▶ GOAL OF THE EXERCISE: Pick each line that has "Probable" out of the records.

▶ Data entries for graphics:
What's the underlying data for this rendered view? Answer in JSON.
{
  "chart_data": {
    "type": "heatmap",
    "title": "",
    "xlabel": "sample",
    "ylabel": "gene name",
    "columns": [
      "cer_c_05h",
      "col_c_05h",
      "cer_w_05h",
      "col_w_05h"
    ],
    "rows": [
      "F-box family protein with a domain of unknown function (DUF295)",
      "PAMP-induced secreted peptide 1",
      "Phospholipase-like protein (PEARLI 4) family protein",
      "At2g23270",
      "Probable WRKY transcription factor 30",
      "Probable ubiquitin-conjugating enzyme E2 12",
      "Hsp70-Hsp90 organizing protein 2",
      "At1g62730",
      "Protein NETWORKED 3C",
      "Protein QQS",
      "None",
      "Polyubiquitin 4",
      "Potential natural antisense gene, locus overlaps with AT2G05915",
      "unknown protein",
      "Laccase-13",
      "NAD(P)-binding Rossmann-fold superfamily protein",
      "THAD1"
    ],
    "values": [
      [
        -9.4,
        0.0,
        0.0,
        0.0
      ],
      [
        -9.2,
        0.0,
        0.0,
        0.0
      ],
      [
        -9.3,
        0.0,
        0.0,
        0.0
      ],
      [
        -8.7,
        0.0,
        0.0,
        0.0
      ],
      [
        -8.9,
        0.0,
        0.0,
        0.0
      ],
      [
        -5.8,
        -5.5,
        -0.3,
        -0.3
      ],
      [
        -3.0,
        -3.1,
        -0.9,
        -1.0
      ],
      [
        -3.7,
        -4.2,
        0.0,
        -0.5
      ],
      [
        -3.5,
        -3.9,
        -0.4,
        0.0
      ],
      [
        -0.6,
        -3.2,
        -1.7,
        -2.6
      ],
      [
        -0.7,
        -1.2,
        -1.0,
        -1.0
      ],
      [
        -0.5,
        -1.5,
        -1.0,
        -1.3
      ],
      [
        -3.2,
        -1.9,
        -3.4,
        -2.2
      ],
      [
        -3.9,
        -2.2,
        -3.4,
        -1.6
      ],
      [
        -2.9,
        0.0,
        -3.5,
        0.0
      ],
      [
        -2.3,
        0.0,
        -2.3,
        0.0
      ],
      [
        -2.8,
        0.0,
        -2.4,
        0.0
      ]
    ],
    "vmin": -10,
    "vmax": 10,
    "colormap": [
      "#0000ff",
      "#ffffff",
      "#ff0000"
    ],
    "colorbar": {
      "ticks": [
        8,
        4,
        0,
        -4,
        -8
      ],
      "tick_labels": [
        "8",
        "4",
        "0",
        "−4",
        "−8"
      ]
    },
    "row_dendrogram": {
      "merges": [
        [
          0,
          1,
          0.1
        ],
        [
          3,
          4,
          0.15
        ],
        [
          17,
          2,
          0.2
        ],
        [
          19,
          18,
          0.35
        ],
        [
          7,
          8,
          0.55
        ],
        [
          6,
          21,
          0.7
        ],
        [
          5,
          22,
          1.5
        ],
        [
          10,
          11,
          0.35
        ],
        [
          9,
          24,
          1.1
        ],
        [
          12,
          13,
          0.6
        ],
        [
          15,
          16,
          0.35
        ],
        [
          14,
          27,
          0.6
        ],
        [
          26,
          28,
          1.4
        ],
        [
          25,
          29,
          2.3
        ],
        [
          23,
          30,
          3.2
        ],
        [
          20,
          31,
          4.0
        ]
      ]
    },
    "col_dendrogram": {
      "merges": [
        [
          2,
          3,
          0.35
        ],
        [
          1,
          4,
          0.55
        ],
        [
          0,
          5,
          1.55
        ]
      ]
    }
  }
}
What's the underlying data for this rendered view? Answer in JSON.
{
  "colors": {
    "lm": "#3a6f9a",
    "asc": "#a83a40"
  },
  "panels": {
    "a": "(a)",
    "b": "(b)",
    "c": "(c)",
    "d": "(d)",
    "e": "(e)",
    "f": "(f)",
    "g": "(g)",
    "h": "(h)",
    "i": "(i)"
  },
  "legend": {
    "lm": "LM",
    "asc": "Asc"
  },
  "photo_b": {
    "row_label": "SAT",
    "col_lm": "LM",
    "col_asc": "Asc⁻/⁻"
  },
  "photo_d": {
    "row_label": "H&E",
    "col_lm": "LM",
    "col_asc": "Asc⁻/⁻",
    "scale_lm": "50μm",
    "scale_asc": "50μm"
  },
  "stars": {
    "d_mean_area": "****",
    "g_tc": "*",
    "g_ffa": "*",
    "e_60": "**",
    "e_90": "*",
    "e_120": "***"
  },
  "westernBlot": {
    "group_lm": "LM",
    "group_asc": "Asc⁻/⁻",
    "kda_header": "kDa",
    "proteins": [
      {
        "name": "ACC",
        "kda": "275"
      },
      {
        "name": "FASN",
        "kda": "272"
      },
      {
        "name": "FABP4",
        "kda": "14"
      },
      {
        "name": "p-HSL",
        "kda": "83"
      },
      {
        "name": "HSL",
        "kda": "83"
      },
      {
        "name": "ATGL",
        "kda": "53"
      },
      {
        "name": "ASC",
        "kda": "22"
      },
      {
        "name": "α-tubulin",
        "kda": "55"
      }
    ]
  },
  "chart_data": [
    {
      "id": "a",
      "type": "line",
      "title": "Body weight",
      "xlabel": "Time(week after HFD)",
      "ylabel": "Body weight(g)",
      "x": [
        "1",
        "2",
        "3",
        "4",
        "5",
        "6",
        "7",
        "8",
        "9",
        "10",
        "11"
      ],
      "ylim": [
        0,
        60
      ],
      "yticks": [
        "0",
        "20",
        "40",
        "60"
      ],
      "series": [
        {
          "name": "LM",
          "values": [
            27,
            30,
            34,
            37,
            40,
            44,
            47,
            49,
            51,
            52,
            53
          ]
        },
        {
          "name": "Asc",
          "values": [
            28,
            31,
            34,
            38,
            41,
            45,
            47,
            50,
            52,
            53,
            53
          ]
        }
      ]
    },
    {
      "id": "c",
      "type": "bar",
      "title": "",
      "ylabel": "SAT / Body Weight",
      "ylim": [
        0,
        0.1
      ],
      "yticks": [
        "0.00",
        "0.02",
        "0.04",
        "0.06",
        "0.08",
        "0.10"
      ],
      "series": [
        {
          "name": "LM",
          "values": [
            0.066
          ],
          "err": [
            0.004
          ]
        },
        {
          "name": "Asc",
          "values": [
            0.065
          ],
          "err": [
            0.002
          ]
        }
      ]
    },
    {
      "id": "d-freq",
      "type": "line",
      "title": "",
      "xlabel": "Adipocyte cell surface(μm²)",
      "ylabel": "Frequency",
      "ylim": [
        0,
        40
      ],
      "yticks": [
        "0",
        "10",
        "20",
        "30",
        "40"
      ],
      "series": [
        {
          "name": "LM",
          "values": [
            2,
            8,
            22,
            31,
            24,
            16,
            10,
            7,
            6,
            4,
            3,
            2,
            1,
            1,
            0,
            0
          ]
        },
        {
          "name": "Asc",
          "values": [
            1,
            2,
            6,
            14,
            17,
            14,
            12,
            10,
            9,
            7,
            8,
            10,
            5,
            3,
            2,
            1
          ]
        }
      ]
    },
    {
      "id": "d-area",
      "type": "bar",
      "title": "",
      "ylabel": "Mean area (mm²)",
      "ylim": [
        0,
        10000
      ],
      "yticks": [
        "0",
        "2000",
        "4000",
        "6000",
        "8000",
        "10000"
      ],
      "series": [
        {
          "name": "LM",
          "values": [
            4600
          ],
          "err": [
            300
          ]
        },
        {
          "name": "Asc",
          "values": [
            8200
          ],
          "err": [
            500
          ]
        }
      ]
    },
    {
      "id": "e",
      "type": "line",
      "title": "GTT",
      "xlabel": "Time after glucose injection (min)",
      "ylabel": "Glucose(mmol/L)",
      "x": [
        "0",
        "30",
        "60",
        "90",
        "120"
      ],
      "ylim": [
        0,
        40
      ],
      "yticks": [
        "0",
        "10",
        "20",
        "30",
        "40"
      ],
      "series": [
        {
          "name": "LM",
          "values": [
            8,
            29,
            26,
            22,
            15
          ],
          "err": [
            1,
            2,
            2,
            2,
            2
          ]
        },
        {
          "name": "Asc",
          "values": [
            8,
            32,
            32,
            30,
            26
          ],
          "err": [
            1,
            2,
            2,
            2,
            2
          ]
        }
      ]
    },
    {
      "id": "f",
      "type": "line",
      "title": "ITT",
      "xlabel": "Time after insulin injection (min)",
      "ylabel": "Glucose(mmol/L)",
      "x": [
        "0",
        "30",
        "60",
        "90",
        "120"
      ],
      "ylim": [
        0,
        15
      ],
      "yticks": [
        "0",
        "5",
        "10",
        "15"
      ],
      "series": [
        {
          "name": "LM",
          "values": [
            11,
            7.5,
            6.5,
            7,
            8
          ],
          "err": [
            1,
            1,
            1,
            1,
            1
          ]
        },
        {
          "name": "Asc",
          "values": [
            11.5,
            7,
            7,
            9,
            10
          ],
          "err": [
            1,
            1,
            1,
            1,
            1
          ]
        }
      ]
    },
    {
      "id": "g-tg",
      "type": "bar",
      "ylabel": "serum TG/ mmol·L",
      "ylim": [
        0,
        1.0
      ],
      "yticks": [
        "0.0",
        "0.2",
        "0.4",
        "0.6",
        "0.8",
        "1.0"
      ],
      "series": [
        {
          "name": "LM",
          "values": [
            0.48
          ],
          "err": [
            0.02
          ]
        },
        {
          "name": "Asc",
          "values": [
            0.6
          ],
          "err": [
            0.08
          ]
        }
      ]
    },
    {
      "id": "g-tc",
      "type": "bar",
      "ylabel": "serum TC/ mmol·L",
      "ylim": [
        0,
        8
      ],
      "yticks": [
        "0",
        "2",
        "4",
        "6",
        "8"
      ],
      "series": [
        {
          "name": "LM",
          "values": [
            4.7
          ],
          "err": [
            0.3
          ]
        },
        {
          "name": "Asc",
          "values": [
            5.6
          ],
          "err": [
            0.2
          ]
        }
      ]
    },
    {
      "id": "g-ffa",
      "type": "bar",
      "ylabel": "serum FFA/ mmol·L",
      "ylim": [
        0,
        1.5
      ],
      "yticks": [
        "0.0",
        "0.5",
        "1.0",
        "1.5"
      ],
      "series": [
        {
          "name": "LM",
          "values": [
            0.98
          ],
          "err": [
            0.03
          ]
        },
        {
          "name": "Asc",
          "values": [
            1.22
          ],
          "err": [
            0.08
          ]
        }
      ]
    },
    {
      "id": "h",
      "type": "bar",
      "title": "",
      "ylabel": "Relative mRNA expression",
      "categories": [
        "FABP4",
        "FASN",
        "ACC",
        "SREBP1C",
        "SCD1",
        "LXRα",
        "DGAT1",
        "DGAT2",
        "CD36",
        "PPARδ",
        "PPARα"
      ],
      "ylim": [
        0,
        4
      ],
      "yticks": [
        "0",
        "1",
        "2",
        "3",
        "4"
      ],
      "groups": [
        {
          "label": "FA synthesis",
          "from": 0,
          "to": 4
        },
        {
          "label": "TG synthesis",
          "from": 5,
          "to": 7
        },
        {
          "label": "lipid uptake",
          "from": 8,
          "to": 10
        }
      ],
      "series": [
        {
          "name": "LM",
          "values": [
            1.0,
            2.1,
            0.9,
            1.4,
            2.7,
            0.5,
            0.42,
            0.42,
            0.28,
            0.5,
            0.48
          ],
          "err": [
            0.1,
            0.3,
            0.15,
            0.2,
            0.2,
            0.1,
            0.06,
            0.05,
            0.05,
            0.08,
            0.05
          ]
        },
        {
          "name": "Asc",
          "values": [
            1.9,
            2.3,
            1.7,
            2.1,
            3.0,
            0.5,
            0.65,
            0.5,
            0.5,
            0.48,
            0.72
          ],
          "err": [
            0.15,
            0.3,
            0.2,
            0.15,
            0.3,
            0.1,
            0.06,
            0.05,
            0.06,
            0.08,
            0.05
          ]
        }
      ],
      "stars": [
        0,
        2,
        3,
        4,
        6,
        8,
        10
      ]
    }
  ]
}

▶ WRITTEN REPLY:
      "Probable WRKY transcription factor 30",
      "Probable ubiquitin-conjugating enzyme E2 12",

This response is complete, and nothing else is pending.